### Aim:
Output all lines exactly.

* start Listing *

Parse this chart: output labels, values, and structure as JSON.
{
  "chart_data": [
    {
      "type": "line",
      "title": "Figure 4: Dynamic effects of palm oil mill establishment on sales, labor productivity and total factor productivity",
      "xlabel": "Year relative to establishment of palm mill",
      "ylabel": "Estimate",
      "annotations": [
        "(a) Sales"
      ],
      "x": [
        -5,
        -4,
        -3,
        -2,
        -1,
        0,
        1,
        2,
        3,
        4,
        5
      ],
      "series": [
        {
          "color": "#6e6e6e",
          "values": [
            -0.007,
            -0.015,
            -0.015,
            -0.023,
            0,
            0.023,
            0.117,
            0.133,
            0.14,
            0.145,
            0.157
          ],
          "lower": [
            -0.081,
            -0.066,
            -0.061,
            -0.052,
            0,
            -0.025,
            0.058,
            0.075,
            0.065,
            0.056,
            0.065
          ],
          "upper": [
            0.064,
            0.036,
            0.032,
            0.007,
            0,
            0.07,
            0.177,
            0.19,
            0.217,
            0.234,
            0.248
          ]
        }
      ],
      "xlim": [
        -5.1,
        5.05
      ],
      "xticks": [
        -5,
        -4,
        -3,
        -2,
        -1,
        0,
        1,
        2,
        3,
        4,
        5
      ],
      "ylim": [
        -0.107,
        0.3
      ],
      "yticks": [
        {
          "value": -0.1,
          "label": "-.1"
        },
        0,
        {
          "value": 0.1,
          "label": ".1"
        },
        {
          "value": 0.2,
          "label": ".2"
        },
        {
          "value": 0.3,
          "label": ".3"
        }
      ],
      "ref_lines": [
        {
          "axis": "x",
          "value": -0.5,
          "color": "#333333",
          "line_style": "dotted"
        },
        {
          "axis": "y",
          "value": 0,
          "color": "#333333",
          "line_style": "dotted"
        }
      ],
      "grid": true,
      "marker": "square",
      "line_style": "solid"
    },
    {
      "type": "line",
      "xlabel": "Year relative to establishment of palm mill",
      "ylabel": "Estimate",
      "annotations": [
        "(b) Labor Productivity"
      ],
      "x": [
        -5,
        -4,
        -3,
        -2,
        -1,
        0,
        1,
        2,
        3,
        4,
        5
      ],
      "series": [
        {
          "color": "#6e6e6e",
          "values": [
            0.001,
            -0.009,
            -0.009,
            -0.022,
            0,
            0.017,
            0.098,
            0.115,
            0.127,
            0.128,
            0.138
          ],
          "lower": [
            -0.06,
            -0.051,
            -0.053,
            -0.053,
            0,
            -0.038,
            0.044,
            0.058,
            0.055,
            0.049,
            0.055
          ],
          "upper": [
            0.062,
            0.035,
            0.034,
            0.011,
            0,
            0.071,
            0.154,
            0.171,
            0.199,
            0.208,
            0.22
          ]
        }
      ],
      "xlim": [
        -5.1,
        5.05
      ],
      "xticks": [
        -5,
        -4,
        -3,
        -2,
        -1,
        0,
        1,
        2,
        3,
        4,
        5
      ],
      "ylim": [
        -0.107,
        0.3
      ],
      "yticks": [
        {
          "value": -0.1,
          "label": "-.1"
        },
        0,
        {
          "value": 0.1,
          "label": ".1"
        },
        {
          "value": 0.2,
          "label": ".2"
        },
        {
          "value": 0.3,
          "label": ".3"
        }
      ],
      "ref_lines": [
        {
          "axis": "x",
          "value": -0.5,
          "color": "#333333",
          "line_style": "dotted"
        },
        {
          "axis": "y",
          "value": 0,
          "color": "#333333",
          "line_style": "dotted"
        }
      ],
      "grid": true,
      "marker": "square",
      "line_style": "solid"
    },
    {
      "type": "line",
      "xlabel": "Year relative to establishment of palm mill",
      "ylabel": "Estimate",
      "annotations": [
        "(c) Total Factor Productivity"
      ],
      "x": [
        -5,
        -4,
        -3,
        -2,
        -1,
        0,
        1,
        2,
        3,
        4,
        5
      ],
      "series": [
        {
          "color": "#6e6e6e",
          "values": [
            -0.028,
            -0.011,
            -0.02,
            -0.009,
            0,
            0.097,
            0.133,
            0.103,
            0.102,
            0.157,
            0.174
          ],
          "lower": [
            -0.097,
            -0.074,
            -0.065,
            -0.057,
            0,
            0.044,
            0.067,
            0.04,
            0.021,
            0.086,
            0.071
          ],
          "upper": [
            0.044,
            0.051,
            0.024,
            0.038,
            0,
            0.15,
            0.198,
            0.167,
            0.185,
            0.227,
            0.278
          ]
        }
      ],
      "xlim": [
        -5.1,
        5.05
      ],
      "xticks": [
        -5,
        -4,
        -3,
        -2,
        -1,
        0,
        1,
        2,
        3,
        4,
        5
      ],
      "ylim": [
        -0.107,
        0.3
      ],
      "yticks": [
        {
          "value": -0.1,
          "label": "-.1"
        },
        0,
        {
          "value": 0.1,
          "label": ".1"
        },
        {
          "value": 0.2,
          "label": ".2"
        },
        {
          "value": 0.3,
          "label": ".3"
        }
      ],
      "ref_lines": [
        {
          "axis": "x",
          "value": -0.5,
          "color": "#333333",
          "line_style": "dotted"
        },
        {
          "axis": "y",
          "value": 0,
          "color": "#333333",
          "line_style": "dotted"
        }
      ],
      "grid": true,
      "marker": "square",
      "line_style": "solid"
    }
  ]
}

* end Listing *

### Output for this task:
Parse this chart: output labels, values, and structure as JSON.
{
  "chart_data": [
    {
      "type": "line",
      "title": "Figure 4: Dynamic effects of palm oil mill establishment on sales, labor productivity and total factor productivity",
      "xlabel": "Year relative to establishment of palm mill",
      "ylabel": "Estimate",
      "annotations": [
        "(a) Sales"
      ],
      "x": [
        -5,
        -4,
        -3,
        -2,
        -1,
        0,
        1,
        2,
        3,
        4,
        5
      ],
      "series": [
        {
          "color": "#6e6e6e",
          "values": [
            -0.007,
            -0.015,
            -0.015,
            -0.023,
            0,
            0.023,
            0.117,
            0.133,
            0.14,
            0.145,
            0.157
          ],
          "lower": [
            -0.081,
            -0.066,
            -0.061,
            -0.052,
            0,
            -0.025,
            0.058,
            0.075,
            0.065,
            0.056,
            0.065
          ],
          "upper": [
            0.064,
            0.036,
            0.032,
            0.007,
            0,
            0.07,
            0.177,
            0.19,
            0.217,
            0.234,
            0.248
          ]
        }
      ],
      "xlim": [
        -5.1,
        5.05
      ],
      "xticks": [
        -5,
        -4,
        -3,
        -2,
        -1,
        0,
        1,
        2,
        3,
        4,
        5
      ],
      "ylim": [
        -0.107,
        0.3
      ],
      "yticks": [
        {
          "value": -0.1,
          "label": "-.1"
        },
        0,
        {
          "value": 0.1,
          "label": ".1"
        },
        {
          "value": 0.2,
          "label": ".2"
        },
        {
          "value": 0.3,
          "label": ".3"
        }
      ],
      "ref_lines": [
        {
          "axis": "x",
          "value": -0.5,
          "color": "#333333",
          "line_style": "dotted"
        },
        {
          "axis": "y",
          "value": 0,
          "color": "#333333",
          "line_style": "dotted"
        }
      ],
      "grid": true,
      "marker": "square",
      "line_style": "solid"
    },
    {
      "type": "line",
      "xlabel": "Year relative to establishment of palm mill",
      "ylabel": "Estimate",
      "annotations": [
        "(b) Labor Productivity"
      ],
      "x": [
        -5,
        -4,
        -3,
        -2,
        -1,
        0,
        1,
        2,
        3,
        4,
        5
      ],
      "series": [
        {
          "color": "#6e6e6e",
          "values": [
            0.001,
            -0.009,
            -0.009,
            -0.022,
            0,
            0.017,
            0.098,
            0.115,
            0.127,
            0.128,
            0.138
          ],
          "lower": [
            -0.06,
            -0.051,
            -0.053,
            -0.053,
            0,
            -0.038,
            0.044,
            0.058,
            0.055,
            0.049,
            0.055
          ],
          "upper": [
            0.062,
            0.035,
            0.034,
            0.011,
            0,
            0.071,
            0.154,
            0.171,
            0.199,
            0.208,
            0.22
          ]
        }
      ],
      "xlim": [
        -5.1,
        5.05
      ],
      "xticks": [
        -5,
        -4,
        -3,
        -2,
        -1,
        0,
        1,
        2,
        3,
        4,
        5
      ],
      "ylim": [
        -0.107,
        0.3
      ],
      "yticks": [
        {
          "value": -0.1,
          "label": "-.1"
        },
        0,
        {
          "value": 0.1,
          "label": ".1"
        },
        {
          "value": 0.2,
          "label": ".2"
        },
        {
          "value": 0.3,
          "label": ".3"
        }
      ],
      "ref_lines": [
        {
          "axis": "x",
          "value": -0.5,
          "color": "#333333",
          "line_style": "dotted"
        },
        {
          "axis": "y",
          "value": 0,
          "color": "#333333",
          "line_style": "dotted"
        }
      ],
      "grid": true,
      "marker": "square",
      "line_style": "solid"
    },
    {
      "type": "line",
      "xlabel": "Year relative to establishment of palm mill",
      "ylabel": "Estimate",
      "annotations": [
        "(c) Total Factor Productivity"
      ],
      "x": [
        -5,
        -4,
        -3,
        -2,
        -1,
        0,
        1,
        2,
        3,
        4,
        5
      ],
      "series": [
        {
          "color": "#6e6e6e",
          "values": [
            -0.028,
            -0.011,
            -0.02,
            -0.009,
            0,
            0.097,
            0.133,
            0.103,
            0.102,
            0.157,
            0.174
          ],
          "lower": [
            -0.097,
            -0.074,
            -0.065,
            -0.057,
            0,
            0.044,
            0.067,
            0.04,
            0.021,
            0.086,
            0.071
          ],
          "upper": [
            0.044,
            0.051,
            0.024,
            0.038,
            0,
            0.15,
            0.198,
            0.167,
            0.185,
            0.227,
            0.278
          ]
        }
      ],
      "xlim": [
        -5.1,
        5.05
      ],
      "xticks": [
        -5,
        -4,
        -3,
        -2,
        -1,
        0,
        1,
        2,
        3,
        4,
        5
      ],
      "ylim": [
        -0.107,
        0.3
      ],
      "yticks": [
        {
          "value": -0.1,
          "label": "-.1"
        },
        0,
        {
          "value": 0.1,
          "label": ".1"
        },
        {
          "value": 0.2,
          "label": ".2"
        },
        {
          "value": 0.3,
          "label": ".3"
        }
      ],
      "ref_lines": [
        {
          "axis": "x",
          "value": -0.5,
          "color": "#333333",
          "line_style": "dotted"
        },
        {
          "axis": "y",
          "value": 0,
          "color": "#333333",
          "line_style": "dotted"
        }
      ],
      "grid": true,
      "marker": "square",
      "line_style": "solid"
    }
  ]
}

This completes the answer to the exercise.